>> Begin Exercise input

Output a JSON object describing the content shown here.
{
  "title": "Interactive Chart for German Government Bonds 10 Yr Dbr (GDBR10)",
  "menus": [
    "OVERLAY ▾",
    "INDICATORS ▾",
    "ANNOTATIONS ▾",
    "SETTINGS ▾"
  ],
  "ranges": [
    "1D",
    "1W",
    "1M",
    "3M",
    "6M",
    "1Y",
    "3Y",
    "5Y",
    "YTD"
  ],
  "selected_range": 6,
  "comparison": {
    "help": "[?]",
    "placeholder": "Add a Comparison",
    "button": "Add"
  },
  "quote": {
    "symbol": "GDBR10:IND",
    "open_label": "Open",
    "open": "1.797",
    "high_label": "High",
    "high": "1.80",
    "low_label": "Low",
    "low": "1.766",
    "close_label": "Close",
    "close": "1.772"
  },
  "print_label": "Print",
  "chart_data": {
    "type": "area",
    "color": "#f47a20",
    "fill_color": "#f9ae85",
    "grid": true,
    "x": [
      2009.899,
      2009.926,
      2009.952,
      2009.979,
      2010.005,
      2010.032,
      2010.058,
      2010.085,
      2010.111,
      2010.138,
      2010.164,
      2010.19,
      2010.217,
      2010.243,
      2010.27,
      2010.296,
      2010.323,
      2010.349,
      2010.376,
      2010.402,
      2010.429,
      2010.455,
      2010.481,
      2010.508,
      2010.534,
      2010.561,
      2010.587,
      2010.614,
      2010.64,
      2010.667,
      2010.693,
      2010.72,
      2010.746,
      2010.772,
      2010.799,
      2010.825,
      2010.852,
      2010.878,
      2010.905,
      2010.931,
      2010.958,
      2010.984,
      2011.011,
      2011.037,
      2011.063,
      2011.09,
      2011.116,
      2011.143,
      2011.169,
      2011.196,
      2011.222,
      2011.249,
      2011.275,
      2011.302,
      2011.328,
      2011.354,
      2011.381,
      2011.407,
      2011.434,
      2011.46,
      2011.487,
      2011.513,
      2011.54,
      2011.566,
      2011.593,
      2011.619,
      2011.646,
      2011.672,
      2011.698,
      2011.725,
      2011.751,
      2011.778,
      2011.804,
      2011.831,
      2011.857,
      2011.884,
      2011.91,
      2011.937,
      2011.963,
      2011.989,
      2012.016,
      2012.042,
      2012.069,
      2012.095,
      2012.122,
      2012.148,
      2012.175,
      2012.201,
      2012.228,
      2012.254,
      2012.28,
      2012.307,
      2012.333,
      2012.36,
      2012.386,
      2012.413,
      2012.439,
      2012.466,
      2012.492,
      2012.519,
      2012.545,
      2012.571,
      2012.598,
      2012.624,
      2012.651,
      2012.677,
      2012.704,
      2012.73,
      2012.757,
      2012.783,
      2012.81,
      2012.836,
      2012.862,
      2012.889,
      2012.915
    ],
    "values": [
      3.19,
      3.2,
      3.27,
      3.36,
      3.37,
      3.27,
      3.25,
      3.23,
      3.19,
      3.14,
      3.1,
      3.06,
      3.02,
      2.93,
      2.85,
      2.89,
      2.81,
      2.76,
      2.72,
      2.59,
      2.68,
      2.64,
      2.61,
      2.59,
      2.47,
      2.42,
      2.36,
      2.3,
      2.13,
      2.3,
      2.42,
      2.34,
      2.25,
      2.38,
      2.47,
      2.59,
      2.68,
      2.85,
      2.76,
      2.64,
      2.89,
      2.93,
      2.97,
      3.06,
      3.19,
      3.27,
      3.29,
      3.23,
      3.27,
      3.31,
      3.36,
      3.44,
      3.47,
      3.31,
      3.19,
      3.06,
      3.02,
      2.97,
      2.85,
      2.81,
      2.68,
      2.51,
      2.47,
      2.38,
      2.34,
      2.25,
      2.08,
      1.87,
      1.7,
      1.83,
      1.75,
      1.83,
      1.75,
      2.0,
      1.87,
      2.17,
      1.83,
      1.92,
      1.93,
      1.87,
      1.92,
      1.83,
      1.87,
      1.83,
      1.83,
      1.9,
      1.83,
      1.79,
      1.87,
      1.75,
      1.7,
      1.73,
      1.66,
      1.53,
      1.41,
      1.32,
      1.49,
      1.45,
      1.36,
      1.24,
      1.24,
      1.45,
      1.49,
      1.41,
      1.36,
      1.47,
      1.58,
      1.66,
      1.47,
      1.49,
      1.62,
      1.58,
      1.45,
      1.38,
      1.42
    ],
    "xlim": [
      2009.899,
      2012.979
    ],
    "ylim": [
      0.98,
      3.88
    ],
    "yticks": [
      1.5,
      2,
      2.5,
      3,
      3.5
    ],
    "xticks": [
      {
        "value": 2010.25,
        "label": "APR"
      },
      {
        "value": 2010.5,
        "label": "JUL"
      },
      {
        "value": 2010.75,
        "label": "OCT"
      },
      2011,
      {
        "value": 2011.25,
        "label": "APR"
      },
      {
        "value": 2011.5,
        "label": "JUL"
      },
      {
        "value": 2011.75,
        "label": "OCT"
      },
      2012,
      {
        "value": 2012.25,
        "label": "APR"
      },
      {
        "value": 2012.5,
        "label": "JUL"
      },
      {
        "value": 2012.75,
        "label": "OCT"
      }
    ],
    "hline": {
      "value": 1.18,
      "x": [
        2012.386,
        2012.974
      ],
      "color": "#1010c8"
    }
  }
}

>> End Exercise input
>> Begin Exercise input

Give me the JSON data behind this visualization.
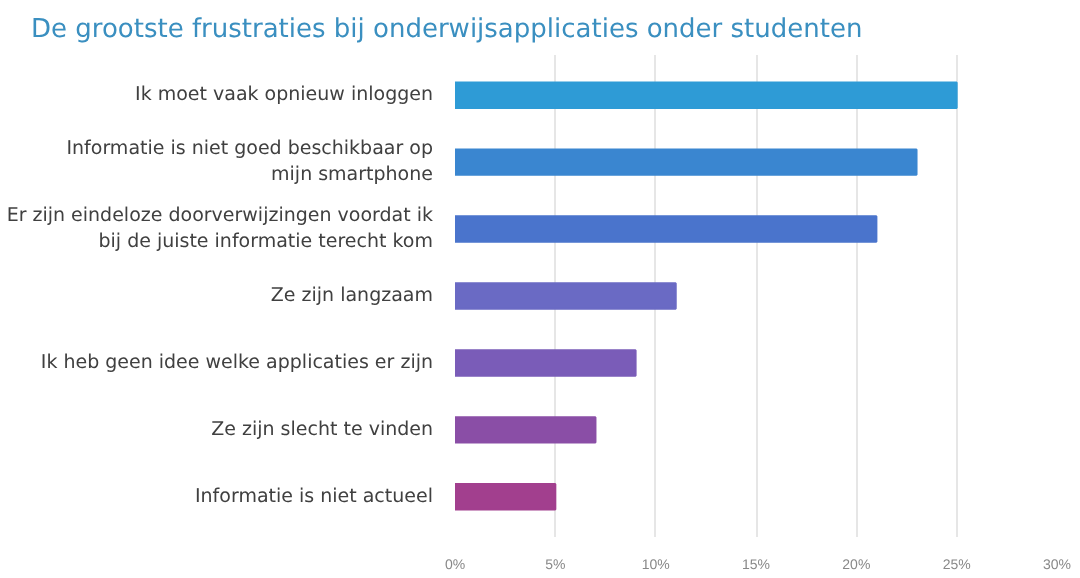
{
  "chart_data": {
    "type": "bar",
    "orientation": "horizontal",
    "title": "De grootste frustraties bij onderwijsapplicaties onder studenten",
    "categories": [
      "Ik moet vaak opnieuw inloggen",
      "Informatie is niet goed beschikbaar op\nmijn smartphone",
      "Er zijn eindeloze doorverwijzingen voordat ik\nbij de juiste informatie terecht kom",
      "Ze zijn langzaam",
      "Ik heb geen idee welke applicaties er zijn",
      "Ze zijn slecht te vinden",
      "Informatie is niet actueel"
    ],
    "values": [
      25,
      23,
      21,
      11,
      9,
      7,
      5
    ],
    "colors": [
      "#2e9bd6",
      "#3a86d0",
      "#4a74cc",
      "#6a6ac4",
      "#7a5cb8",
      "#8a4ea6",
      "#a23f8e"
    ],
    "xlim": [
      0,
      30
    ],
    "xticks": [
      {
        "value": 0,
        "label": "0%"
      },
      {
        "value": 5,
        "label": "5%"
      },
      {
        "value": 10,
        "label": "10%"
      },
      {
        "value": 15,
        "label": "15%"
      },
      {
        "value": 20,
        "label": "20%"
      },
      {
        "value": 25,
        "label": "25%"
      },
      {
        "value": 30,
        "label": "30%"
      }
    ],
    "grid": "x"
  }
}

>> End Exercise input
>> Begin Exercise input

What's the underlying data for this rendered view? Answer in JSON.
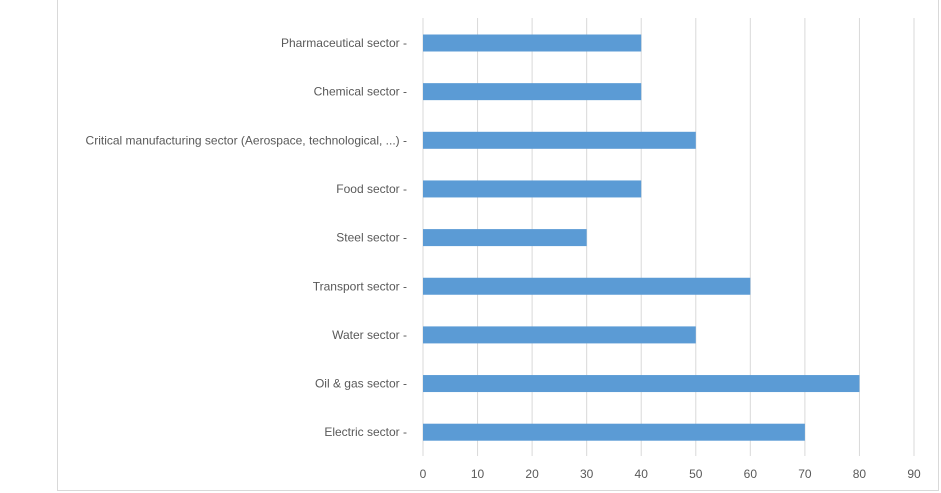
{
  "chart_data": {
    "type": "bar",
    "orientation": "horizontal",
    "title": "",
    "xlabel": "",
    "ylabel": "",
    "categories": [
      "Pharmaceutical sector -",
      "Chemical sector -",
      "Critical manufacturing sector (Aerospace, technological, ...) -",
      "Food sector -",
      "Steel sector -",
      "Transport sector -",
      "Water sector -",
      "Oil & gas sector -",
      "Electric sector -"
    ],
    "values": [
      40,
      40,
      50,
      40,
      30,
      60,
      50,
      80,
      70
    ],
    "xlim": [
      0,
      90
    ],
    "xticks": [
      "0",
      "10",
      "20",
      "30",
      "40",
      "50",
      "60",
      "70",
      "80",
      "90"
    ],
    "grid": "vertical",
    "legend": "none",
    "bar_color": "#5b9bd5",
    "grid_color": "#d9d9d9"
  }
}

>> End Exercise input

[Directions for this task]:
Collect the lines of the data that carry the word "JSON".

[Task solution]:
Output a JSON object describing the content shown here.
Give me the JSON data behind this visualization.
What's the underlying data for this rendered view? Answer in JSON.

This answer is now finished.